--- Source data ---

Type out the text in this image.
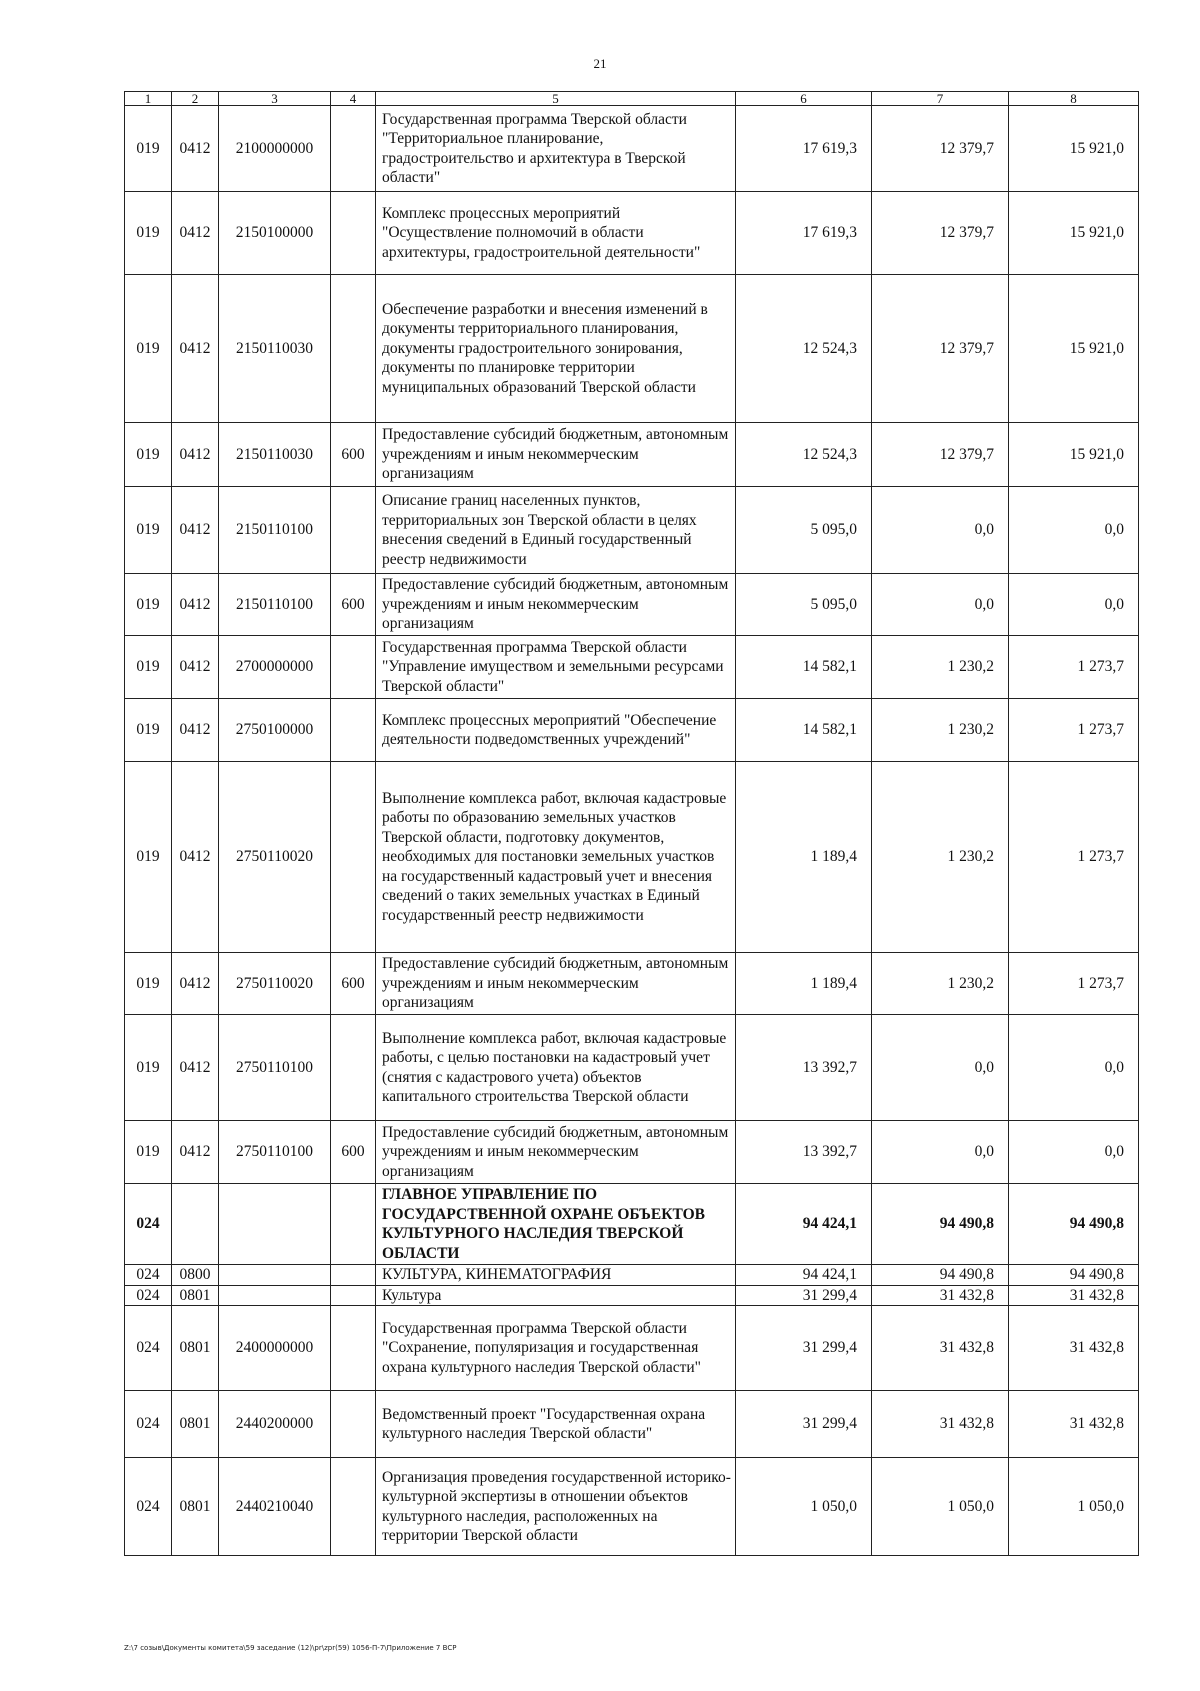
21
1	2	3	4	5	6	7	8
019	0412	2100000000		Государственная программа Тверской области "Территориальное планирование, градостроительство и архитектура в Тверской области"	17 619,3	12 379,7	15 921,0
019	0412	2150100000		Комплекс процессных мероприятий "Осуществление полномочий в области архитектуры, градостроительной деятельности"	17 619,3	12 379,7	15 921,0
019	0412	2150110030		Обеспечение разработки и внесения изменений в документы территориального планирования, документы градостроительного зонирования, документы по планировке территории муниципальных образований Тверской области	12 524,3	12 379,7	15 921,0
019	0412	2150110030	600	Предоставление субсидий бюджетным, автономным учреждениям и иным некоммерческим организациям	12 524,3	12 379,7	15 921,0
019	0412	2150110100		Описание границ населенных пунктов, территориальных зон Тверской области в целях внесения сведений в Единый государственный реестр недвижимости	5 095,0	0,0	0,0
019	0412	2150110100	600	Предоставление субсидий бюджетным, автономным учреждениям и иным некоммерческим организациям	5 095,0	0,0	0,0
019	0412	2700000000		Государственная программа Тверской области "Управление имуществом и земельными ресурсами Тверской области"	14 582,1	1 230,2	1 273,7
019	0412	2750100000		Комплекс процессных мероприятий "Обеспечение деятельности подведомственных учреждений"	14 582,1	1 230,2	1 273,7
019	0412	2750110020		Выполнение комплекса работ, включая кадастровые работы по образованию земельных участков Тверской области, подготовку документов, необходимых для постановки земельных участков на государственный кадастровый учет и внесения сведений о таких земельных участках в Единый государственный реестр недвижимости	1 189,4	1 230,2	1 273,7
019	0412	2750110020	600	Предоставление субсидий бюджетным, автономным учреждениям и иным некоммерческим организациям	1 189,4	1 230,2	1 273,7
019	0412	2750110100		Выполнение комплекса работ, включая кадастровые работы, с целью постановки на кадастровый учет (снятия с кадастрового учета) объектов капитального строительства Тверской области	13 392,7	0,0	0,0
019	0412	2750110100	600	Предоставление субсидий бюджетным, автономным учреждениям и иным некоммерческим организациям	13 392,7	0,0	0,0
024				ГЛАВНОЕ УПРАВЛЕНИЕ ПО ГОСУДАРСТВЕННОЙ ОХРАНЕ ОБЪЕКТОВ КУЛЬТУРНОГО НАСЛЕДИЯ ТВЕРСКОЙ ОБЛАСТИ	94 424,1	94 490,8	94 490,8
024	0800			КУЛЬТУРА, КИНЕМАТОГРАФИЯ	94 424,1	94 490,8	94 490,8
024	0801			Культура	31 299,4	31 432,8	31 432,8
024	0801	2400000000		Государственная программа Тверской области "Сохранение, популяризация и государственная охрана культурного наследия Тверской области"	31 299,4	31 432,8	31 432,8
024	0801	2440200000		Ведомственный проект "Государственная охрана культурного наследия Тверской области"	31 299,4	31 432,8	31 432,8
024	0801	2440210040		Организация проведения государственной историко-культурной экспертизы в отношении объектов культурного наследия, расположенных на территории Тверской области	1 050,0	1 050,0	1 050,0
Z:\7 созыв\Документы комитета\59 заседание (12)\pr\zpr(59) 1056-П-7\Приложение 7 ВСР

---

__Work to be completed__: Copy every line of the data that holds the string "сведений".

__Solution to this task__:
019	0412	2150110100		Описание границ населенных пунктов, территориальных зон Тверской области в целях внесения сведений в Единый государственный реестр недвижимости	5 095,0	0,0	0,0
019	0412	2750110020		Выполнение комплекса работ, включая кадастровые работы по образованию земельных участков Тверской области, подготовку документов, необходимых для постановки земельных участков на государственный кадастровый учет и внесения сведений о таких земельных участках в Единый государственный реестр недвижимости	1 189,4	1 230,2	1 273,7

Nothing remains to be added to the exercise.